**Requisitos del ejercicio:**
• A. Según el fragmento sobre los palacios de la Ciudad de México, ¿en qué año terminó de construirse el Palacio de la Inquisición?
• B. Transcribe palabra por palabra el fragmento sobre los palacios de la Ciudad de México, desde "En la cima del" hasta "el continente americano.".

**Fragmento:**
::::::

En la cima del Cerro de Chapultepec se localiza un castillo, convertido en museo, lleno de historias y anécdotas, como la gesta mítica de los Niños Héroes y los días en que fue habitado por los emperadores Maximiliano y Carlota. Dicha construcción data del año 1785 y su edificación fue ordenada por el virrey Bernardo de Gálvez y Madrid, quien la diseñó como casa de descanso. Se trata del Castillo de Chapultepec; el único castillo construido en todo el continente americano.
El Palacio de Bellas Artes, por su parte, es una obra magnífica de acero y distintos tipos de mármol. Concebido por el presidente Porfirio Díaz como nuevo Teatro Nacional, hoy, en su aniversario número ochenta, cuenta con murales de Tamayo, Rivera, José Clemente Orozco y Siqueiros.
En tanto, el Palacio de Buenavista, obra del afamado Manuel Tolsá, actualmente es sede del Museo Nacional de San Carlos y alberga una importante colección de arte europeo. El Palacio de la Inquisición, de terrible historia y “frente chata”, terminó de construirse en 1736 y actualmente se ennoblece al resguardar el Departamento de Historia y Filosofía de la Medicina. A su vez, el Palacio de Iturbide, en la céntrica calle de Madero, data de 1784 y está destinado a promover la cultura. Llama la atención por haber sido el único palacio de cuatro niveles erigido durante el virreinato. Por su parte, el Palacio de Lecumberri (apodado en sus peores años Palacio Negro) fue diseñado originalmente como penitenciaría y custodia hoy el Archivo General de la Nación, mientras que el inmenso Palacio de Minería, en la calle de Tacuba, es administrado por la UNAM y en sus entrañas se rinde culto a los libros y a la ingeniería.
Otros ejemplos notables que presume la ciudad son el Palacio Postal o Quinta Casa de los Correos, que cuenta con una de las más bellas y famosas escalinatas en todo el mundo; el Antiguo Palacio del Arzobispado, que ocupa el espacio donde antes se levantó el templo de Tezcatlipoca y que desde 1931 ha funcionado como Museo de la Secretaría de Hacienda y Crédito Público. También, la casa de los Condes de Santiago de Calimaya, sede del Museo de la Ciudad de México, en la calle de Pino Suárez, cuyo primer dueño fue el licenciado Juan Gutiérrez Altamirano, y quien, por haber contraído nupcias con una prima hermana de Cortés, recibió este enorme terreno con vista a las ruinas del Templo Mayor.
De igual manera, el Palacio de la Secretaría de Comunicaciones y Obras, en la Plaza Tolsá, ordenado por el general Díaz como una muestra del orden y progreso de su gobierno; el Palacio de la Autonomía, a un costado del templo de Santa Teresa la Antigua (hoy Ex Teresa Arte Actual) y que recuerda la autonomía de la UNAM, y finalmente uno de los más hermosos y conocidos, el Palacio de los Condes de Orizaba, también llamado Palacio Azul o Casa de los Azulejos a causa de estar recubierto en su exterior por miles de azulejos de talavera poblana. Una leyenda asegura que uno de los descendientes del conde de Orizaba tenía un hijo holgazán que se dedicaba a ver pasar la vida, confiado en las riquezas que heredaría de su padre. Éste, decepcionado, le dijo en cierta ocasión: “Hijo, así nunca llegarás lejos ni harás casa de azulejos”. Estas palabras calaron hondo en el joven, quien decidió cambiar su forma de vida. Enfocado en el trabajo, logró reunir una respetable fortuna, y como una forma de homenajear a su padre, ordenó que la casa familiar fuera recubierta en su totalidad por azulejos.

::::::

Datos para comprensión de documentos:
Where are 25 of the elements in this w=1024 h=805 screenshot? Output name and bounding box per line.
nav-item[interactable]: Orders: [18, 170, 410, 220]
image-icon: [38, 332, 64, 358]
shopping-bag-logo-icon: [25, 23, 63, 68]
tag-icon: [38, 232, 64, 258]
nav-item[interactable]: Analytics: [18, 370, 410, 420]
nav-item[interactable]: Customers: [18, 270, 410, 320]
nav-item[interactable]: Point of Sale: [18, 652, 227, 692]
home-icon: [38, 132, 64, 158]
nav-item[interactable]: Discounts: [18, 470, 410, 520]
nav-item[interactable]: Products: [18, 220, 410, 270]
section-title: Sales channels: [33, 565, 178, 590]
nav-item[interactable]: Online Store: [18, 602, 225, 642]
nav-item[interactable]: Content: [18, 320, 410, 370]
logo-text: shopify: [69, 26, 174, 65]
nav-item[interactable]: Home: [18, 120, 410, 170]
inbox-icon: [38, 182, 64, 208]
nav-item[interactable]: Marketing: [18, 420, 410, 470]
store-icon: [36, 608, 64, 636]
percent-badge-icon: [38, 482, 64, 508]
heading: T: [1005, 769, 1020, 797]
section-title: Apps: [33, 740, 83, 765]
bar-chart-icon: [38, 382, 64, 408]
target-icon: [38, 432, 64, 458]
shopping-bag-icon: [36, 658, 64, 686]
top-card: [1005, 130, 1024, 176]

::::::

**Respuestas por tarea:**
• A. En 1736.

• B.
En la cima del Cerro de Chapultepec se localiza un castillo, convertido en museo, lleno de historias y anécdotas, como la gesta mítica de los Niños Héroes y los días en que fue habitado por los emperadores Maximiliano y Carlota. Dicha construcción data del año 1785 y su edificación fue ordenada por el virrey Bernardo de Gálvez y Madrid, quien la diseñó como casa de descanso. Se trata del Castillo de Chapultepec; el único castillo construido en todo el continente americano.